***** 提示された本文 *****

※ ここでは、精神医学的な診断基準と関わりのない広義の愛着障害を扱います。

なぜ愛着障害に注目するか

 精神科医として広義の愛着障害に注目する理由は、「愛着という概念を意識することに意味がある」「それでしか生きづらさが可視化されない人がいるから」です。明らかに生きづらそうにしているのに明確な診断がつかず苦しんでいる方が、愛着スタイル診断をして初めて自分の苦しみが数字で示される、そんなケースを見てきました。無料でできるので興味のある方は「愛着スタイル診断テスト」などと検索してみてください。安定スコアの低さがおおよその重症度を表すと考えられます。

愛着障害とは何か

 愛着障害がある方は、人々との深い結びつきを形成する能力に問題を抱えます。この障害があると、友達や家族との健全な関係を築くのが難しくなります。

なぜ愛着障害が起きるのか?

 愛着障害の根本的な原因は、親や保護者との関係にあります。虐待などの極端なケースだけでなく、否定的な評価をしたり、子供の求めに応えることができない保護者によっても発症します。同じ親でも兄弟でスコアが大きく異なる場合があります。

愛着障害の典型的な症状

 人々が一般的に感じる安心感が欠けています。人間関係の問題が続くことが多く、恋人や夫婦の関係が不安定になったり、仕事や社交活動に対して消極的になることが多いです。

診断の範囲について

 ここでいう「愛着障害」は、子供だけでなく大人にも当てはまる広い概念であり、医学的な診断名としての愛着障害とは異なります。その分、当てはまる方も多いです。

愛着障害の克服方法

 愛着障害について、診察室でできることはそう多くありません。愛着障害を克服する第一歩は、自分にこの障害があると認識することです。次に、信頼できる友達や家族を見つける、または誰かにとって信頼できる存在になるよう努力することで年単位ですが、克服できる可能性があります。親とは距離を置いた方がうまくいくことが多いです。参考になる本はいくつか出ているので、おすすめの本をクリニックの本棚に置いておこうと思います。

*****

### 本文を読み解く
[a] 次の記述(i)〜(iii)が愛着障害に関する本文の内容と合っているか、それぞれ「はい」か「いいえ」で答え、判断の決め手となる本文の語句をそのまま引用してください。(i) 愛着障害は、虐待などの極端なケースでのみ発症する。(ii) ここでいう愛着障害は、大人にも当てはまる。(iii) 安定スコアが高いほど、重症度が高いと考えられる。
[b] 愛着障害に関する本文のうち、「愛着障害について、診察室でできることは」で始まる段落を、主な事実を残したまま箇条書きに書き直してください。
[c] 愛着障害に関する本文から、「精神科医として広義の愛着障害」から「なぜ愛着障害が起きるのか?」までの部分を、両端の語句も含めて一字一句変えずに返してください。

***** 提供された項目 *****

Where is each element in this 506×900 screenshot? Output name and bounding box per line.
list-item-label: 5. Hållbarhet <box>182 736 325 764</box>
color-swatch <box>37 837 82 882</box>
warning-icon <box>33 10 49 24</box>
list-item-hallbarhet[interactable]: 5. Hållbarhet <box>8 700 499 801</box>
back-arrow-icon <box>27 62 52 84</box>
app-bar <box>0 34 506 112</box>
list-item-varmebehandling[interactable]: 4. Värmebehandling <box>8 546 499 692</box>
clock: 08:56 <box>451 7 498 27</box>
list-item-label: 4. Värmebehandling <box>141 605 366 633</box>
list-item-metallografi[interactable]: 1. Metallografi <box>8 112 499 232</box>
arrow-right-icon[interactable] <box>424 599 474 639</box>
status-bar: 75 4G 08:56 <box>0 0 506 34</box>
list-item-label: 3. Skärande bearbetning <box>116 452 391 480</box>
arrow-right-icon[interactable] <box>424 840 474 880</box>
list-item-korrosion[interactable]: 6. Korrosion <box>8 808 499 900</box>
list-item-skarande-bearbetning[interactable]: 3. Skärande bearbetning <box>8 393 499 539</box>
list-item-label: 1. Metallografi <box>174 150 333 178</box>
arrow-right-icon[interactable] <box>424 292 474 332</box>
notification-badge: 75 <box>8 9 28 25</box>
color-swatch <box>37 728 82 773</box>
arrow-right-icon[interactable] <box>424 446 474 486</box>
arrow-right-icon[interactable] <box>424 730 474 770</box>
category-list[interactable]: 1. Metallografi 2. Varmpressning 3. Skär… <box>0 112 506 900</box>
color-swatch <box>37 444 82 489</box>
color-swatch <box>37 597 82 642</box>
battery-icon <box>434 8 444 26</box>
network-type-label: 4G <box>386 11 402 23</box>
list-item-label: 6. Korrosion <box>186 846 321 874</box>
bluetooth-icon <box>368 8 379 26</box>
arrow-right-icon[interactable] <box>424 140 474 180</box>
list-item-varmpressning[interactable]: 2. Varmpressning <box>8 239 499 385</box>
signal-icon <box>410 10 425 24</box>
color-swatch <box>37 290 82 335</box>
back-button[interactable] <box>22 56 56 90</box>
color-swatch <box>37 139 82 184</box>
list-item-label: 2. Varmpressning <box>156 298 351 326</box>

*****

### 記述式の解答
[a]
(i) いいえ。「虐待などの極端なケースだけでなく、否定的な評価をしたり、子供の求めに応えることができない保護者によっても発症します。」
(ii) はい。「子供だけでなく大人にも当てはまる広い概念であり」
(iii) いいえ。「安定スコアの低さがおおよその重症度を表すと考えられます。」

[b]
- 診察室でできることはそう多くない。
- 克服の第一歩は、自分にこの障害があると認識すること。
- 次に、信頼できる友達や家族を見つけるか、誰かにとって信頼できる存在になるよう努力する。そうすれば、年単位ではあるが克服できる可能性がある。
- 親とは距離を置いた方がうまくいくことが多い。
- 参考になる本がいくつか出ているので、おすすめの本をクリニックの本棚に置く予定。

[c]
精神科医として広義の愛着障害に注目する理由は、「愛着という概念を意識することに意味がある」「それでしか生きづらさが可視化されない人がいるから」です。明らかに生きづらそうにしているのに明確な診断がつかず苦しんでいる方が、愛着スタイル診断をして初めて自分の苦しみが数字で示される、そんなケースを見てきました。無料でできるので興味のある方は「愛着スタイル診断テスト」などと検索してみてください。安定スコアの低さがおおよその重症度を表すと考えられます。

愛着障害とは何か

 愛着障害がある方は、人々との深い結びつきを形成する能力に問題を抱えます。この障害があると、友達や家族との健全な関係を築くのが難しくなります。

なぜ愛着障害が起きるのか?